Directions for this task: Transcribe the records exactly, beginning at the very first line and continuing through the line that contains "sidebar-item-label: Dashboard [7,38,55,49]".

(Records from a dataset)
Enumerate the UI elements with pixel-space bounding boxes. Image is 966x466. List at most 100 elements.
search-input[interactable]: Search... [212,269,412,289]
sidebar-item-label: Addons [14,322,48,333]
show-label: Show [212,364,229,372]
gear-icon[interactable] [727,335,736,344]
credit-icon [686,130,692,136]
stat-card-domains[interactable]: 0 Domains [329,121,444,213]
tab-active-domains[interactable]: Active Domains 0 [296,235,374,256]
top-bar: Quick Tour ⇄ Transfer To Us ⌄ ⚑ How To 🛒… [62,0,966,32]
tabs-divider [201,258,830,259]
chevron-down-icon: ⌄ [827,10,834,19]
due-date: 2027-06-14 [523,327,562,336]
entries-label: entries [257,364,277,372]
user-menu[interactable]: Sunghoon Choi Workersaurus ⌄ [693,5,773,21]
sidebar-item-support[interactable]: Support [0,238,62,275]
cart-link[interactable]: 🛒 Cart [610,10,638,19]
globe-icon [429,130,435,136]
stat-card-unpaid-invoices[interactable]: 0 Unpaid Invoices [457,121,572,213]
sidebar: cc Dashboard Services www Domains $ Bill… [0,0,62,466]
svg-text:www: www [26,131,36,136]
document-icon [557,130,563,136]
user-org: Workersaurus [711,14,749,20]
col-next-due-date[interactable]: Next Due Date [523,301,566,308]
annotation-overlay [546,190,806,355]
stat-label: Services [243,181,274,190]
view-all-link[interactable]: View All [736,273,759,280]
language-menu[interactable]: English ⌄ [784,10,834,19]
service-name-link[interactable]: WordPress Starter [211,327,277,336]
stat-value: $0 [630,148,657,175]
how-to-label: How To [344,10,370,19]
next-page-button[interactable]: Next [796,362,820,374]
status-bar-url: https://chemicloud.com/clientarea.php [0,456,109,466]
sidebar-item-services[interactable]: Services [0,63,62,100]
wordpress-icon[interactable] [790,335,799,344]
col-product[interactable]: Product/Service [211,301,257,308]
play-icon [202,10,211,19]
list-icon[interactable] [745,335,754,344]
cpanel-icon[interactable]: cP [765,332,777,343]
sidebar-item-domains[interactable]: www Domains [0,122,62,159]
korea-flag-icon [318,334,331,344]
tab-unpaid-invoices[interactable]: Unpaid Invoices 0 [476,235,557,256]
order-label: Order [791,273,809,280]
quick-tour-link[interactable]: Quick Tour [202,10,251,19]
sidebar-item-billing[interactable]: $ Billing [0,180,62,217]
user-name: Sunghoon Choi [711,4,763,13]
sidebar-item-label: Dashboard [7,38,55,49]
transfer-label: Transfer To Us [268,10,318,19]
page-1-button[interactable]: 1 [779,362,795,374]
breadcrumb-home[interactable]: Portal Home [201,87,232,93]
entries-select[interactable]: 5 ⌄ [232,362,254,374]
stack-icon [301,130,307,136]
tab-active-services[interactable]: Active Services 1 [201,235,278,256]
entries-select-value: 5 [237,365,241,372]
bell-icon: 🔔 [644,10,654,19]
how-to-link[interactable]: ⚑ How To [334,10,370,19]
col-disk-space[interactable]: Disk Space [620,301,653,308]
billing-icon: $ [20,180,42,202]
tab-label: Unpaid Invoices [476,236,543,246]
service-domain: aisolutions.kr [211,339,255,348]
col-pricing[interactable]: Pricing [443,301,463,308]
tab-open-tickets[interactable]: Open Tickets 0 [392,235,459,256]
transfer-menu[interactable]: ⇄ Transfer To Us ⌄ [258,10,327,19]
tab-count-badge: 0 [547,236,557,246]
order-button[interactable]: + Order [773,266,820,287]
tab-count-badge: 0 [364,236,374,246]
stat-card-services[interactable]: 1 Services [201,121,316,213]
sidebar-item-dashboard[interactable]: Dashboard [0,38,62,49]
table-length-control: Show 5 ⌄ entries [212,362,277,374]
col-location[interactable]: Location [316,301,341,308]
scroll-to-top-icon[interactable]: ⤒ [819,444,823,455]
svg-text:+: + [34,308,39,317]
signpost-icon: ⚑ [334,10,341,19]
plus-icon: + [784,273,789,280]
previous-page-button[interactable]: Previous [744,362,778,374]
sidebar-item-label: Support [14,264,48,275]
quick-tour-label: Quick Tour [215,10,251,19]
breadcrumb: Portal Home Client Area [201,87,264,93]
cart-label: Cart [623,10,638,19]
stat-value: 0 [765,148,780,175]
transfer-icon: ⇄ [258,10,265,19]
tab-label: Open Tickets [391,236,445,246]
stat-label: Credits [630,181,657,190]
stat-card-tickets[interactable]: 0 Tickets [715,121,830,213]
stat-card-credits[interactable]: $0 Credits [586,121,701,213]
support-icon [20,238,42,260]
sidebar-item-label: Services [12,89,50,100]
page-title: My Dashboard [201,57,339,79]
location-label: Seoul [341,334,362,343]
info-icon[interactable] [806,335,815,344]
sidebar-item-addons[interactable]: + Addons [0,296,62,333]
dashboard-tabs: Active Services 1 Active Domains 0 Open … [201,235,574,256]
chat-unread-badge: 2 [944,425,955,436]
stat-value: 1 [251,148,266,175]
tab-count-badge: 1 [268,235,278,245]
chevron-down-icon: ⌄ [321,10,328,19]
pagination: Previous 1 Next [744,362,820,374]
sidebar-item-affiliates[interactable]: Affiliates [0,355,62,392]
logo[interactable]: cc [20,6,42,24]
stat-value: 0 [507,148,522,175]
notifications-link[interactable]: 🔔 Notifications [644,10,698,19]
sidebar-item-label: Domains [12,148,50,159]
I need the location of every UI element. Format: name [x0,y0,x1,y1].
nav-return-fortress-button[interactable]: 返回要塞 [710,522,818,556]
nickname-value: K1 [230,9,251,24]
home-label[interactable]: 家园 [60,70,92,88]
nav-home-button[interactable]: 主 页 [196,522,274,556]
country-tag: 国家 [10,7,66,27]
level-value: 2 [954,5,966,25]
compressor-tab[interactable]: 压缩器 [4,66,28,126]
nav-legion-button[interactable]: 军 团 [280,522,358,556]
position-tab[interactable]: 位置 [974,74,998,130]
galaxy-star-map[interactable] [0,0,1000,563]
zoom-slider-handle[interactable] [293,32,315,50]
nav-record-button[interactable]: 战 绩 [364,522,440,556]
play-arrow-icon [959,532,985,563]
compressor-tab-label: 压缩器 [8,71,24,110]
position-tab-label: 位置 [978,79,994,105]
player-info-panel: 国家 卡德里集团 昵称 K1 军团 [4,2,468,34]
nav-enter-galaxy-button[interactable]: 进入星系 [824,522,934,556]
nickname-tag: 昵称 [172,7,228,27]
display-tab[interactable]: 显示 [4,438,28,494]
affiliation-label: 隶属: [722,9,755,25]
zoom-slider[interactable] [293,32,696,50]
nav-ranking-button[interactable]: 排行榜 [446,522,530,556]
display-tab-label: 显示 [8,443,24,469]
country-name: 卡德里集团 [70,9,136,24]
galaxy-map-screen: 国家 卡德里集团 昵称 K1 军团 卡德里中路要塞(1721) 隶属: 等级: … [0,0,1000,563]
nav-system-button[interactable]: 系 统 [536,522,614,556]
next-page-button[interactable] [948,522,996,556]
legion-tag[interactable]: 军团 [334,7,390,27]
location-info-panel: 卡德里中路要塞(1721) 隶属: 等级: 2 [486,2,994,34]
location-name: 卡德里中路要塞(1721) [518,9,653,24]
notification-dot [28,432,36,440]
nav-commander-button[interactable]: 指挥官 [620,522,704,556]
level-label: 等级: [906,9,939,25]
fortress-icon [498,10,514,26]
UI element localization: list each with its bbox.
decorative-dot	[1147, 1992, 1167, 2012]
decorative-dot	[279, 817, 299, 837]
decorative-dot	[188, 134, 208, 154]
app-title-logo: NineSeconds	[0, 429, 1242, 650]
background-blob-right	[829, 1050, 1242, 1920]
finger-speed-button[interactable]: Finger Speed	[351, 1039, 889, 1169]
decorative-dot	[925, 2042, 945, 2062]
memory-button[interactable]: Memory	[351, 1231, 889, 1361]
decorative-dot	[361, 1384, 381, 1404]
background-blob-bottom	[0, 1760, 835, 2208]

Answer to this task:
Enumerate the UI elements with pixel-space bounding boxes. Image is 966x466. List at most 100 elements.
search-input[interactable]: Search... [212,269,412,289]
sidebar-item-label: Addons [14,322,48,333]
show-label: Show [212,364,229,372]
gear-icon[interactable] [727,335,736,344]
credit-icon [686,130,692,136]
stat-card-domains[interactable]: 0 Domains [329,121,444,213]
tab-active-domains[interactable]: Active Domains 0 [296,235,374,256]
top-bar: Quick Tour ⇄ Transfer To Us ⌄ ⚑ How To 🛒… [62,0,966,32]
tabs-divider [201,258,830,259]
chevron-down-icon: ⌄ [827,10,834,19]
due-date: 2027-06-14 [523,327,562,336]
entries-label: entries [257,364,277,372]
user-menu[interactable]: Sunghoon Choi Workersaurus ⌄ [693,5,773,21]
sidebar-item-support[interactable]: Support [0,238,62,275]
cart-link[interactable]: 🛒 Cart [610,10,638,19]
globe-icon [429,130,435,136]
stat-card-unpaid-invoices[interactable]: 0 Unpaid Invoices [457,121,572,213]
sidebar: cc Dashboard Services www Domains $ Bill… [0,0,62,466]
svg-text:www: www [26,131,36,136]
document-icon [557,130,563,136]
user-org: Workersaurus [711,14,749,20]
col-next-due-date[interactable]: Next Due Date [523,301,566,308]
annotation-overlay [546,190,806,355]
stat-label: Services [243,181,274,190]
view-all-link[interactable]: View All [736,273,759,280]
language-menu[interactable]: English ⌄ [784,10,834,19]
service-name-link[interactable]: WordPress Starter [211,327,277,336]
stat-value: $0 [630,148,657,175]
how-to-label: How To [344,10,370,19]
next-page-button[interactable]: Next [796,362,820,374]
status-bar-url: https://chemicloud.com/clientarea.php [0,456,109,466]
sidebar-item-services[interactable]: Services [0,63,62,100]
wordpress-icon[interactable] [790,335,799,344]
col-product[interactable]: Product/Service [211,301,257,308]
play-icon [202,10,211,19]
list-icon[interactable] [745,335,754,344]
cpanel-icon[interactable]: cP [765,332,777,343]
sidebar-item-domains[interactable]: www Domains [0,122,62,159]
korea-flag-icon [318,334,331,344]
tab-unpaid-invoices[interactable]: Unpaid Invoices 0 [476,235,557,256]
order-label: Order [791,273,809,280]
quick-tour-link[interactable]: Quick Tour [202,10,251,19]
sidebar-item-billing[interactable]: $ Billing [0,180,62,217]
user-name: Sunghoon Choi [711,4,763,13]
sidebar-item-label: Dashboard [7,38,55,49]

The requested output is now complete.